▶ **SOURCE DATA**
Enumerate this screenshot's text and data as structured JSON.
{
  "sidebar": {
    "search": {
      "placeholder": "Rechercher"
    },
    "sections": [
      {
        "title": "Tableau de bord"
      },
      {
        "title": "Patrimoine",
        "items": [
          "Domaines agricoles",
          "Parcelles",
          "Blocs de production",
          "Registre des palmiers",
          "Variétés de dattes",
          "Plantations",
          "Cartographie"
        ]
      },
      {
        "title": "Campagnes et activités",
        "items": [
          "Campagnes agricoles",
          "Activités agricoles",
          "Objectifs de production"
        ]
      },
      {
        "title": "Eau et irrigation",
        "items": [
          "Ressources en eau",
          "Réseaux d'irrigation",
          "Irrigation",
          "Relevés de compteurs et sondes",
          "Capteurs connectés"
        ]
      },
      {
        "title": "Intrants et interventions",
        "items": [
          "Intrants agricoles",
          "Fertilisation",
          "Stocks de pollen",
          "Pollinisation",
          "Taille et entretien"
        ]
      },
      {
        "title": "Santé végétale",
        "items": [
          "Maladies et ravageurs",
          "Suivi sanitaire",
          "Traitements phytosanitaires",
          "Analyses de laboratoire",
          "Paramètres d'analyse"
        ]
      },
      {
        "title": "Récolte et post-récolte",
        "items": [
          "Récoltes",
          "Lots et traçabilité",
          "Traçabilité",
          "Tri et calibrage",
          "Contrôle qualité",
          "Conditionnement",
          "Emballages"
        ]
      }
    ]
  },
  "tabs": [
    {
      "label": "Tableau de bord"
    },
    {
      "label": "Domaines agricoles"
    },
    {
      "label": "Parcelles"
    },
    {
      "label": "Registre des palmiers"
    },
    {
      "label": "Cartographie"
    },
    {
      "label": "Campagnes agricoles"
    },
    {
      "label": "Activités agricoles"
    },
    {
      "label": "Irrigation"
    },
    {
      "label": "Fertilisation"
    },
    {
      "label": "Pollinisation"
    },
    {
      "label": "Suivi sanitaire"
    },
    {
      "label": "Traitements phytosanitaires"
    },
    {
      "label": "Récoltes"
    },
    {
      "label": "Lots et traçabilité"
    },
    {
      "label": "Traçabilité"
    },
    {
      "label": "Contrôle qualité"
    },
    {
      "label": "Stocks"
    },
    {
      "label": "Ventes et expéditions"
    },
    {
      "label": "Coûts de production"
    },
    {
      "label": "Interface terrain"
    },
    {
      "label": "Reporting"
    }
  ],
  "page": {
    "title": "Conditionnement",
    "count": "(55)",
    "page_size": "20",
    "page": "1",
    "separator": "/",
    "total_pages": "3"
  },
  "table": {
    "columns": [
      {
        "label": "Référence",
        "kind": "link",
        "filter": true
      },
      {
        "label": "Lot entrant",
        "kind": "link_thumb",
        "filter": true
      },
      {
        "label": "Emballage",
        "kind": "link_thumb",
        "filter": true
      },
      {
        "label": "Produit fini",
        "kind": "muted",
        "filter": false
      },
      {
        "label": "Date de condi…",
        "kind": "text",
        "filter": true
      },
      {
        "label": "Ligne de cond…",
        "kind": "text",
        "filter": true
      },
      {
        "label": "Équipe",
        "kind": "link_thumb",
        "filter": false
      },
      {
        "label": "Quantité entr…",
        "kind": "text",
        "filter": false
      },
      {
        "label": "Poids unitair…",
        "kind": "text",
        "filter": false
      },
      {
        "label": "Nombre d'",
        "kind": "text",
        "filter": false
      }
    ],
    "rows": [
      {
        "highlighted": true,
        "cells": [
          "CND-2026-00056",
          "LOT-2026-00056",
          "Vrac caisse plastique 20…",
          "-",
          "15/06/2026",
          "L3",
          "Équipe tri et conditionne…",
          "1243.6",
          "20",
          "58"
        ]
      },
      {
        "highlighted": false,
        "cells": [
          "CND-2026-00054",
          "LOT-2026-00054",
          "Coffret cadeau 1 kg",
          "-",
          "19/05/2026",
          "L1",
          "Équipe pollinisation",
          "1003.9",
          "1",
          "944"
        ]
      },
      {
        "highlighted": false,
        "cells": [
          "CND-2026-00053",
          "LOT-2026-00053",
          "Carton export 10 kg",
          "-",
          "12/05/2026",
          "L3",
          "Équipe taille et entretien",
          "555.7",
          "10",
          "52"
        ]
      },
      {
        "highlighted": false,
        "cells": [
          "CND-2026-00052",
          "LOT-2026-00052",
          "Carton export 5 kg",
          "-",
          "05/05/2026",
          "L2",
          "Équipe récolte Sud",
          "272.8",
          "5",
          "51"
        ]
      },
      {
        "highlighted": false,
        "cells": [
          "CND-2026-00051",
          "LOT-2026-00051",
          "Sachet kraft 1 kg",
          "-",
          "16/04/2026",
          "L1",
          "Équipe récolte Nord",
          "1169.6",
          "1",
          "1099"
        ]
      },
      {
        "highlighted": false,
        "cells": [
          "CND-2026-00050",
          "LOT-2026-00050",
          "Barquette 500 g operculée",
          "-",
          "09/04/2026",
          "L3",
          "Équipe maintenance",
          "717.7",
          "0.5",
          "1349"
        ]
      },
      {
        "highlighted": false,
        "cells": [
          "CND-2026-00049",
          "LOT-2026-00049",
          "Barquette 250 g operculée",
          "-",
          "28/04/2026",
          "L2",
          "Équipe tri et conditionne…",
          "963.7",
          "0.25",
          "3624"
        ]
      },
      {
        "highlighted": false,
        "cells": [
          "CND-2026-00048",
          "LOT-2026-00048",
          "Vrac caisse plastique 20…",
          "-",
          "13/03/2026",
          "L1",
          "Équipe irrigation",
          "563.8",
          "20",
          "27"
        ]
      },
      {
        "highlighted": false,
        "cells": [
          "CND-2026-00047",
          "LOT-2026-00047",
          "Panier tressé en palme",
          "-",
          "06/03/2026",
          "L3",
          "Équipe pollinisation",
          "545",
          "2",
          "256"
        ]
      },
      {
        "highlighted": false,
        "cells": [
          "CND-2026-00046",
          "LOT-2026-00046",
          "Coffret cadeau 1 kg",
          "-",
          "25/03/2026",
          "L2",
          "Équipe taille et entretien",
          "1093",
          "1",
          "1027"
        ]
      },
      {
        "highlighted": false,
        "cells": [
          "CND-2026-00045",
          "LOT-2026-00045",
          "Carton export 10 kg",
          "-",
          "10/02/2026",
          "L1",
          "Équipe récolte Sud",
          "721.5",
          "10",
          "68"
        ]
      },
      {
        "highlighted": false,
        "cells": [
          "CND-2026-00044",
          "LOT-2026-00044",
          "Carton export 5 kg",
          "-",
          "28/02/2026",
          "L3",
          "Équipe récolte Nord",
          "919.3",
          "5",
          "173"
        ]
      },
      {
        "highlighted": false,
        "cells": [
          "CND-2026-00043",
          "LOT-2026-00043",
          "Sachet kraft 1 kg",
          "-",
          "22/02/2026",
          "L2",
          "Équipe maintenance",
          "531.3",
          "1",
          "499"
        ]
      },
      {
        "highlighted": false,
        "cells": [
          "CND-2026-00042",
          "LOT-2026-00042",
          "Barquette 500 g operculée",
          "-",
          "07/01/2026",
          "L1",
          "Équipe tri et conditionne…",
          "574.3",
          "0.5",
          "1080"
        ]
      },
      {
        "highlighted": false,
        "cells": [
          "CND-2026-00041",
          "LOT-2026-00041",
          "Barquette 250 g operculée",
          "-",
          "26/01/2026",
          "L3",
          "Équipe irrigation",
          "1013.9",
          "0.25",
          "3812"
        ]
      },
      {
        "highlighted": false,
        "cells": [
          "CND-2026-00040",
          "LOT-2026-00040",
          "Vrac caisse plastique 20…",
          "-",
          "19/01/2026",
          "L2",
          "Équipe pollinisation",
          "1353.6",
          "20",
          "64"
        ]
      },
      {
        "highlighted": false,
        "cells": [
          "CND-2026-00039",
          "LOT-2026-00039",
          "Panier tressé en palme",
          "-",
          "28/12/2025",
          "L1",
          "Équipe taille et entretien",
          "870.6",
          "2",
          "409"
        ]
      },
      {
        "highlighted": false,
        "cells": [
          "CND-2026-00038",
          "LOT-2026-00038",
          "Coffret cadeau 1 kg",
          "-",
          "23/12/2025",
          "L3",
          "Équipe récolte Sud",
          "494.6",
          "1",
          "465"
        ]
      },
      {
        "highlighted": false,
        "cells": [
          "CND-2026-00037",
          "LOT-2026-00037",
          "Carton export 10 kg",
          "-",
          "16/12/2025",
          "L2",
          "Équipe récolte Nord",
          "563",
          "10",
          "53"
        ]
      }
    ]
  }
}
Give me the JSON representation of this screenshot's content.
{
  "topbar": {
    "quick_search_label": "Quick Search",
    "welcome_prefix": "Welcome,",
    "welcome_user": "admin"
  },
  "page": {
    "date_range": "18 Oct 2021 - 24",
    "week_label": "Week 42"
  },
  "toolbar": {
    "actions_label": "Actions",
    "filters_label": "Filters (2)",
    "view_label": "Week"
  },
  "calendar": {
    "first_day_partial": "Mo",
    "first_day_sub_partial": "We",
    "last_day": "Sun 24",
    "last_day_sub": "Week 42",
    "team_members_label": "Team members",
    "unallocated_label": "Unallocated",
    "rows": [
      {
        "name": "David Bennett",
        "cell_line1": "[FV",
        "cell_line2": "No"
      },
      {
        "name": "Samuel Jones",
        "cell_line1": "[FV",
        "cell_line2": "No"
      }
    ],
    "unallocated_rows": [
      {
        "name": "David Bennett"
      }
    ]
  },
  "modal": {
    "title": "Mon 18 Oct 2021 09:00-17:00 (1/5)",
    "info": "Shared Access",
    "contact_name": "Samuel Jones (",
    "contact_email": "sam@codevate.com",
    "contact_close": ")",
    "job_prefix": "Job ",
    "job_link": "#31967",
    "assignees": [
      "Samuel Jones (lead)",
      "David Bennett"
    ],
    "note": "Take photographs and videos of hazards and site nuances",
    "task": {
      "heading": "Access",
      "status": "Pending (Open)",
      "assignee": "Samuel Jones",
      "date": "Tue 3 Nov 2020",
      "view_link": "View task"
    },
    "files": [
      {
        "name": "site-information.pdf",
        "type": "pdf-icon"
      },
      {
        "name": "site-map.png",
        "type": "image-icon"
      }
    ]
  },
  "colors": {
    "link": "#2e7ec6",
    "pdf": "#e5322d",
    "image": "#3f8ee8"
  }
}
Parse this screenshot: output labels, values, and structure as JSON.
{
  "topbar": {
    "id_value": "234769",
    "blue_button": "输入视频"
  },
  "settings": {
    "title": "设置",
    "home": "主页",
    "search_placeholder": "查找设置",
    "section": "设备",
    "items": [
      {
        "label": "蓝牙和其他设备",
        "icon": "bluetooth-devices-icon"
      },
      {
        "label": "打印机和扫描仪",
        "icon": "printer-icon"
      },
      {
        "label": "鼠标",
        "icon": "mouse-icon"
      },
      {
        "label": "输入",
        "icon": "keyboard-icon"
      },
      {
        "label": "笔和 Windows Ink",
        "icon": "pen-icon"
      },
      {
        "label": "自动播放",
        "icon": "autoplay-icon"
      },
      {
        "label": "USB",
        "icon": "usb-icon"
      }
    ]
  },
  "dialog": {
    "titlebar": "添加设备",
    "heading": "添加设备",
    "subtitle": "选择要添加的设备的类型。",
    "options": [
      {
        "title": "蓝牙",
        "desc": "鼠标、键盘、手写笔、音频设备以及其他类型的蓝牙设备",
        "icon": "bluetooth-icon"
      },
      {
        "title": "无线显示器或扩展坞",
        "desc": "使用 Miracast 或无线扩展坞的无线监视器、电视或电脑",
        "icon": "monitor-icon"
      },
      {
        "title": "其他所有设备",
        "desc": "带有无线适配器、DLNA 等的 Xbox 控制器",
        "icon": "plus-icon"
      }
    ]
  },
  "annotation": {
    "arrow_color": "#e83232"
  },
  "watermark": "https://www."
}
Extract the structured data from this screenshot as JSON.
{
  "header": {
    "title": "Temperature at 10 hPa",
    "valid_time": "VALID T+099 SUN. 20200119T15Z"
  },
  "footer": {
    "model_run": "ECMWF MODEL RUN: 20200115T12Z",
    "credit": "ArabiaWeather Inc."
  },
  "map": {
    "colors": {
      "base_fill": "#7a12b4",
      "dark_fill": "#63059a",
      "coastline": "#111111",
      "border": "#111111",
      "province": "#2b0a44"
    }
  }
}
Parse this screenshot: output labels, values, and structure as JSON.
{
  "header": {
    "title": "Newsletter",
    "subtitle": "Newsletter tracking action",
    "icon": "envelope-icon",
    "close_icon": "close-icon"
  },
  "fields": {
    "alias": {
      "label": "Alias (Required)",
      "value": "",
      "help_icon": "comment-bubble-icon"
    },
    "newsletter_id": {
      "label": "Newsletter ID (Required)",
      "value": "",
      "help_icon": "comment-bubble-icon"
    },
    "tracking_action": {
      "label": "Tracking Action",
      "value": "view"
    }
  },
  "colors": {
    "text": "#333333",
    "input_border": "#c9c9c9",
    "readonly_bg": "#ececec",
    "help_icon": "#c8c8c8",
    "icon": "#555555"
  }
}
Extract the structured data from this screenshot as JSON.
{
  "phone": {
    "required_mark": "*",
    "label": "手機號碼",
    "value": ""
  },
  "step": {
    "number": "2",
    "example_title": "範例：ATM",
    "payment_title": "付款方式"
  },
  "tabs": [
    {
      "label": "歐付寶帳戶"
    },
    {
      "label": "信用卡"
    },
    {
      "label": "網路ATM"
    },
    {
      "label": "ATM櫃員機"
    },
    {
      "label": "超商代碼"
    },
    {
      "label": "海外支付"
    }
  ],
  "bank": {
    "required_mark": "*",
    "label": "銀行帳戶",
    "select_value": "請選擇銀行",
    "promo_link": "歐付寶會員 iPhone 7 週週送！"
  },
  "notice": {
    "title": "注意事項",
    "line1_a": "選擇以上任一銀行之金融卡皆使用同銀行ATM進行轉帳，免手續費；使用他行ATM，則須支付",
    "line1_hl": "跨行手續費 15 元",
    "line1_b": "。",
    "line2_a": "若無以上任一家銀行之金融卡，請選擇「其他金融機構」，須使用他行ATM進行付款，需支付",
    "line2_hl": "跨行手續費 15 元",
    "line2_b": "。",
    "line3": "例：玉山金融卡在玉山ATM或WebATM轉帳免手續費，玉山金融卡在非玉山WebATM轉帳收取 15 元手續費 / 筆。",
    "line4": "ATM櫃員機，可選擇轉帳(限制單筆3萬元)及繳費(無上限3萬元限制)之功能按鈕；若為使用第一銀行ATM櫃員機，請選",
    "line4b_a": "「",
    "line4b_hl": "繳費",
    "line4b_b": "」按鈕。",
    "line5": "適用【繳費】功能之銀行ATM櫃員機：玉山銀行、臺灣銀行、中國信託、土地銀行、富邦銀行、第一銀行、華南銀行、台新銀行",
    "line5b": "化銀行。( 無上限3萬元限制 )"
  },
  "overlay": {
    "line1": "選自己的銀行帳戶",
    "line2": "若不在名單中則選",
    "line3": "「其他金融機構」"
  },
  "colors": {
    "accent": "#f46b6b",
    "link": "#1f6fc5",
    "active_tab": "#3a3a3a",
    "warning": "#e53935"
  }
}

▶ **TASK REQUIREMENTS**
Scan the material above for the string "Jones" and report each line where you find it.

▶ **RESULT FOR THIS TASK**
        "name": "Samuel Jones",
    "contact_name": "Samuel Jones (",
      "Samuel Jones (lead)",
      "assignee": "Samuel Jones",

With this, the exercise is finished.